— start —

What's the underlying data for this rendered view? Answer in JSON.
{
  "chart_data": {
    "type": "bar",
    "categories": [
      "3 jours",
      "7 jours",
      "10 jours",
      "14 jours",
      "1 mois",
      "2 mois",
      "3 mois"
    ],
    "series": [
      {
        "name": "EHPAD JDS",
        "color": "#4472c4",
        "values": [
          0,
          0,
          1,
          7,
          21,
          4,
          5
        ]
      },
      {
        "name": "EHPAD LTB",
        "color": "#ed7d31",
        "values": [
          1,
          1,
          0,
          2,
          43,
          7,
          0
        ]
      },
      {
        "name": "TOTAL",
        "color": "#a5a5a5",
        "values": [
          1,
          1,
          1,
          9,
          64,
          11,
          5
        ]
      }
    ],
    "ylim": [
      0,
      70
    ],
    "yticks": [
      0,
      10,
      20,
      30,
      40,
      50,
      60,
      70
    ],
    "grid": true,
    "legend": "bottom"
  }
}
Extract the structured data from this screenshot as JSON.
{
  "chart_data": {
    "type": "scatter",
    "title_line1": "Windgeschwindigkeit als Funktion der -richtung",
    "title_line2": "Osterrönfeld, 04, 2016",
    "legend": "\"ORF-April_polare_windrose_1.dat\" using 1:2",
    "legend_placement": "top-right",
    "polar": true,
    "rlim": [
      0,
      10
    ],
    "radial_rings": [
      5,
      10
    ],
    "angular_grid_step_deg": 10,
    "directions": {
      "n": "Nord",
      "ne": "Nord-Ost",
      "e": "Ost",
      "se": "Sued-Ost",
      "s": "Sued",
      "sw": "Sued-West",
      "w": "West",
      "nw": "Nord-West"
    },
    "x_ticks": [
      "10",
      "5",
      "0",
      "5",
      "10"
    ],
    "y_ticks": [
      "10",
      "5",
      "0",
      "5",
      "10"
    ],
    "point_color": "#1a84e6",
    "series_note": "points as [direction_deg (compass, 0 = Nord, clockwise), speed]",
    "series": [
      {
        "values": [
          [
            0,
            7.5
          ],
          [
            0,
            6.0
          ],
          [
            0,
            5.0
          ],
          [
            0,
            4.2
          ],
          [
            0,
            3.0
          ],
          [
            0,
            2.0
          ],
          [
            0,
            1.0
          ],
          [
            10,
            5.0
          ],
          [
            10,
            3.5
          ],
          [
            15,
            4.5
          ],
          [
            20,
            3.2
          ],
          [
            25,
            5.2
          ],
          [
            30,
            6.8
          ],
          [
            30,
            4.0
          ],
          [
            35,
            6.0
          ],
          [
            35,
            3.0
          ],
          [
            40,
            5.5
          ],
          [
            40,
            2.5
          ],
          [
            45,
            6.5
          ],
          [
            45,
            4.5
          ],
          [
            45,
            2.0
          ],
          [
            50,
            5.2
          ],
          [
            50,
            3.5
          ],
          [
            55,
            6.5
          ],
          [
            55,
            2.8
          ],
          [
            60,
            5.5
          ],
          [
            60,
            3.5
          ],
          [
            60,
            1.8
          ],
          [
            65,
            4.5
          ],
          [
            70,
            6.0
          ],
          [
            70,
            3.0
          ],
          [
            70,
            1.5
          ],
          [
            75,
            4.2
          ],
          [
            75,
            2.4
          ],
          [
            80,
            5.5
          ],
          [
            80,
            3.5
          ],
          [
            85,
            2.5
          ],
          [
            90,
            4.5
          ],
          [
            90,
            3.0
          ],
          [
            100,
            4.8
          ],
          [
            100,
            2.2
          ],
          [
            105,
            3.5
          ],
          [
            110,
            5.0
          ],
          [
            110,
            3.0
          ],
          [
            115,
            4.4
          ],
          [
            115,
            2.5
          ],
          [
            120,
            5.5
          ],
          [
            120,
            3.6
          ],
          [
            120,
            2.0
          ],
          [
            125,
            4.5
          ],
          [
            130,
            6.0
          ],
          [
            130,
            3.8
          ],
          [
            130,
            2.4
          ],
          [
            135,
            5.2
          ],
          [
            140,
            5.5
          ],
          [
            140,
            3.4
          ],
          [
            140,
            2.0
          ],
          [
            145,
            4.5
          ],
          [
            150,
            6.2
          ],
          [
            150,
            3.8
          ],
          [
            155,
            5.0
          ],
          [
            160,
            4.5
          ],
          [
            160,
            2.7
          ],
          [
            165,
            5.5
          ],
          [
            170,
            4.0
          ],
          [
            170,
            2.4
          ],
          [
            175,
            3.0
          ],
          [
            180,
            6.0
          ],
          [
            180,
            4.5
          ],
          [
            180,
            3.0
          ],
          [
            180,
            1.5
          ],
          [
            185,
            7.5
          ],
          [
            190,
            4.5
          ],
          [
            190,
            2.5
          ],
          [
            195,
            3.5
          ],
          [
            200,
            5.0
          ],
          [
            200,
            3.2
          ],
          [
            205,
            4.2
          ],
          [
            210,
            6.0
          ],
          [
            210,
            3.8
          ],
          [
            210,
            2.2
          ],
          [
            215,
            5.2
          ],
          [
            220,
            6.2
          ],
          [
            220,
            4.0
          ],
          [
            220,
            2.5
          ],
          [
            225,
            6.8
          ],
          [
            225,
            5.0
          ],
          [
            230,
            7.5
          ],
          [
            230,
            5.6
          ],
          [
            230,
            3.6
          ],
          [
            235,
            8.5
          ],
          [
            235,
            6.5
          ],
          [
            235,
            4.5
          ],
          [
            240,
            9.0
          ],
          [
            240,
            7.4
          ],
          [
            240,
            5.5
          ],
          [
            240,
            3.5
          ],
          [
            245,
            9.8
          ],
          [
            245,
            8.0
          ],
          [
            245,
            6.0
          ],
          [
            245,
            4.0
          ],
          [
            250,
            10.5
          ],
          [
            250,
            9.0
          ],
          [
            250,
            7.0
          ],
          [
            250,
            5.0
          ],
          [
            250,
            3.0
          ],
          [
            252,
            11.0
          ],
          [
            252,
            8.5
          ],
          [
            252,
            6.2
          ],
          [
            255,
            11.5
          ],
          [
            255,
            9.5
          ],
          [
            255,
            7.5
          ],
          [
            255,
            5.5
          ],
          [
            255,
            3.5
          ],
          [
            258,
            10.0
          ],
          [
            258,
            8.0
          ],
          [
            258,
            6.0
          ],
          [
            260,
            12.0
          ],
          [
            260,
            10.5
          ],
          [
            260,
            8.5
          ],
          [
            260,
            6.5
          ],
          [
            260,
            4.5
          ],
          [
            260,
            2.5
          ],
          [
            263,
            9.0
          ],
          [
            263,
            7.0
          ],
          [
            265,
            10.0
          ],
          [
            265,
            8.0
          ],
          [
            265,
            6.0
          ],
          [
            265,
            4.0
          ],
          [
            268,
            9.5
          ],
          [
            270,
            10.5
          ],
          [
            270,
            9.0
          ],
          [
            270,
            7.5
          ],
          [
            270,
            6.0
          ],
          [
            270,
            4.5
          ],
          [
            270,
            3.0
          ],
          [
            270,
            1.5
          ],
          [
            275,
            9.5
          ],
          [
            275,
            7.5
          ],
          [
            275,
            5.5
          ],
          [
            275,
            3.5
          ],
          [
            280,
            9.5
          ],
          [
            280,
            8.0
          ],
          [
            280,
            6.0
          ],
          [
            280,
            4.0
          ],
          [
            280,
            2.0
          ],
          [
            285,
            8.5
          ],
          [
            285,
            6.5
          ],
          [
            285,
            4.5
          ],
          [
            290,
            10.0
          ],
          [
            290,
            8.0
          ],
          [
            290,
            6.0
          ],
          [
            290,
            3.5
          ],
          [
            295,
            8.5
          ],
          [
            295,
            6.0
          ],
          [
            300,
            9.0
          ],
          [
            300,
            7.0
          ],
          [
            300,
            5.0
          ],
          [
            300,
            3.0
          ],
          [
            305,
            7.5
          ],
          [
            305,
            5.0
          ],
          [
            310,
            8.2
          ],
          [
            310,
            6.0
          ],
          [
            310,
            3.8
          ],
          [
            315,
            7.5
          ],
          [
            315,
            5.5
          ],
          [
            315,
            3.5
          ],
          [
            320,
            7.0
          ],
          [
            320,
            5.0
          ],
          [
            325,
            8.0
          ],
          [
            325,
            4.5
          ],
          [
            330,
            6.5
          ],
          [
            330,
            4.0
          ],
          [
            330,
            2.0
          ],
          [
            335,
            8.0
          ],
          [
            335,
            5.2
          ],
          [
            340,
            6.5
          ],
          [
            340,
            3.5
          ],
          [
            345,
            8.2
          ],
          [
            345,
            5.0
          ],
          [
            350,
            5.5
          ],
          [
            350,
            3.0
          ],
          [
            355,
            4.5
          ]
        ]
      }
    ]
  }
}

— end —

=== Problem requirements ===
Identify the lines in the entries above that contain "Nord", then copy them out.

=== Output of the exercise ===
      "n": "Nord",
      "ne": "Nord-Ost",
      "nw": "Nord-West"
    "series_note": "points as [direction_deg (compass, 0 = Nord, clockwise), speed]",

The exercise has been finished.